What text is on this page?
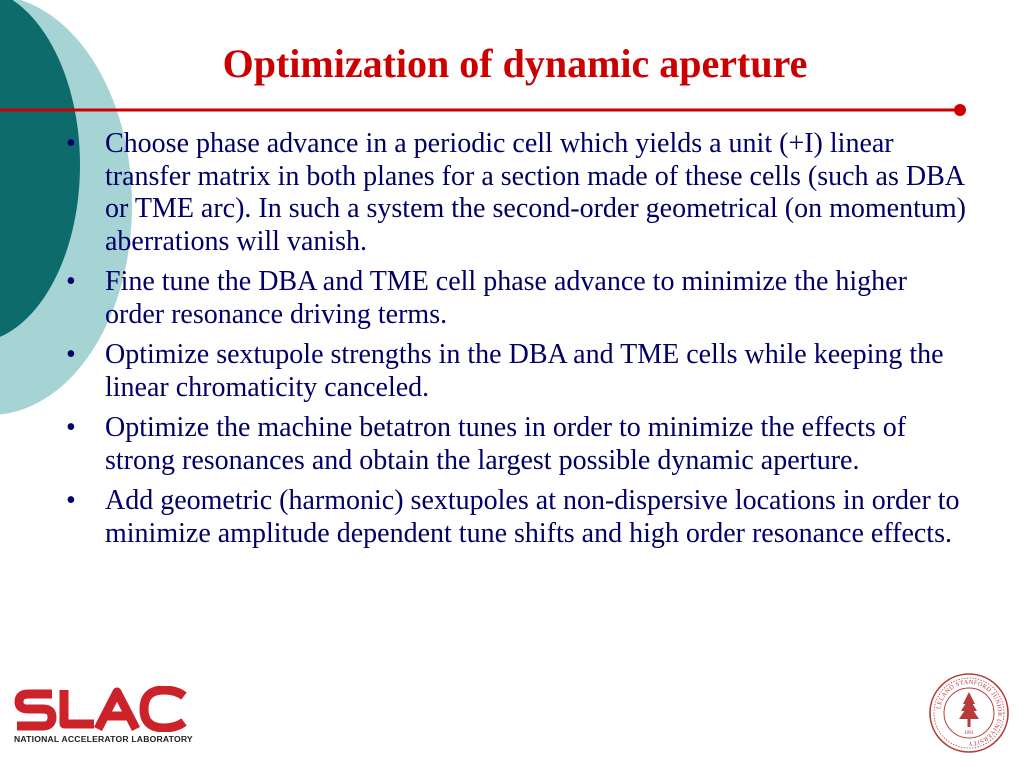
Optimization of dynamic aperture
• Choose phase advance in a periodic cell which yields a unit (+I) linear transfer matrix in both planes for a section made of these cells (such as DBA or TME arc). In such a system the second-order geometrical (on momentum) aberrations will vanish.
• Fine tune the DBA and TME cell phase advance to minimize the higher order resonance driving terms.
• Optimize sextupole strengths in the DBA and TME cells while keeping the linear chromaticity canceled.
• Optimize the machine betatron tunes in order to minimize the effects of strong resonances and obtain the largest possible dynamic aperture.
• Add geometric (harmonic) sextupoles at non-dispersive locations in order to minimize amplitude dependent tune shifts and high order resonance effects.
NATIONAL ACCELERATOR LABORATORY
LELAND STANFORD JUNIOR UNIVERSITY
1891
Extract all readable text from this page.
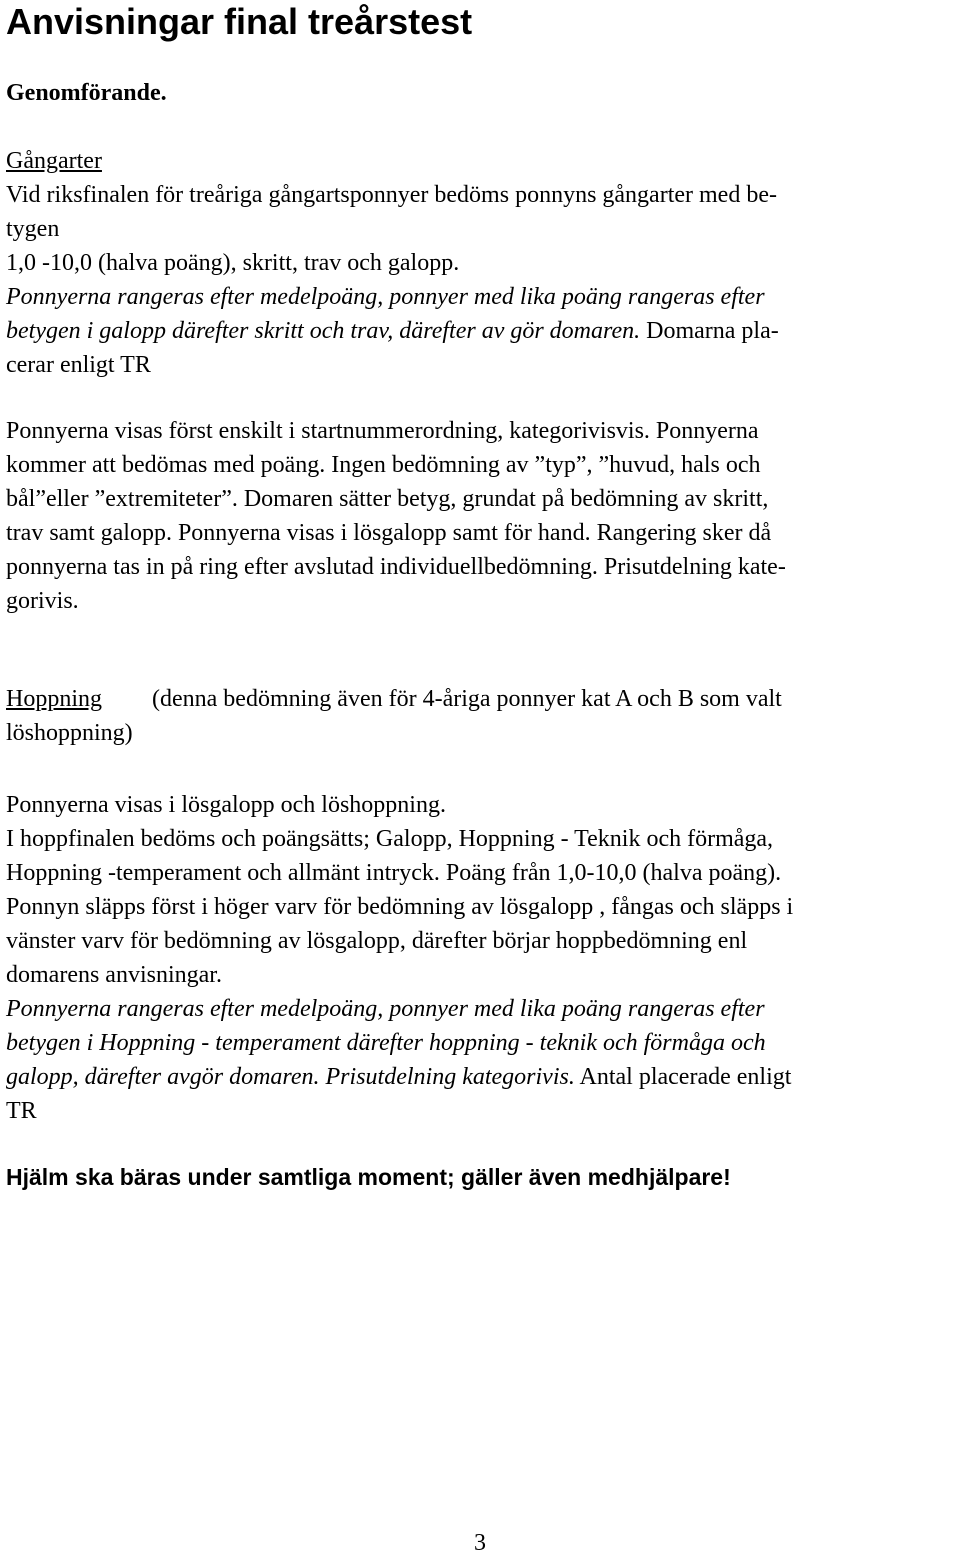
Anvisningar final treårstest
Genomförande.
Gångarter
Vid riksfinalen för treåriga gångartsponnyer bedöms ponnyns gångarter med be-
tygen
1,0 -10,0 (halva poäng), skritt, trav och galopp.
Ponnyerna rangeras efter medelpoäng, ponnyer med lika poäng rangeras efter
betygen i galopp därefter skritt och trav, därefter av gör domaren. Domarna pla-
cerar enligt TR
Ponnyerna visas först enskilt i startnummerordning, kategorivisvis. Ponnyerna
kommer att bedömas med poäng. Ingen bedömning av ”typ”, ”huvud, hals och
bål”eller ”extremiteter”. Domaren sätter betyg, grundat på bedömning av skritt,
trav samt galopp. Ponnyerna visas i lösgalopp samt för hand. Rangering sker då
ponnyerna tas in på ring efter avslutad individuellbedömning. Prisutdelning kate-
gorivis.
Hoppning (denna bedömning även för 4-åriga ponnyer kat A och B som valt
löshoppning)
Ponnyerna visas i lösgalopp och löshoppning.
I hoppfinalen bedöms och poängsätts; Galopp, Hoppning - Teknik och förmåga,
Hoppning -temperament och allmänt intryck. Poäng från 1,0-10,0 (halva poäng).
Ponnyn släpps först i höger varv för bedömning av lösgalopp , fångas och släpps i
vänster varv för bedömning av lösgalopp, därefter börjar hoppbedömning enl
domarens anvisningar.
Ponnyerna rangeras efter medelpoäng, ponnyer med lika poäng rangeras efter
betygen i Hoppning - temperament därefter hoppning - teknik och förmåga och
galopp, därefter avgör domaren. Prisutdelning kategorivis. Antal placerade enligt
TR
Hjälm ska bäras under samtliga moment; gäller även medhjälpare!
3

→ What is needed
Select every line in the material above where the string "halva" occurs, and copy it.

→ Answer box
1,0 -10,0 (halva poäng), skritt, trav och galopp.
Hoppning -temperament och allmänt intryck. Poäng från 1,0-10,0 (halva poäng).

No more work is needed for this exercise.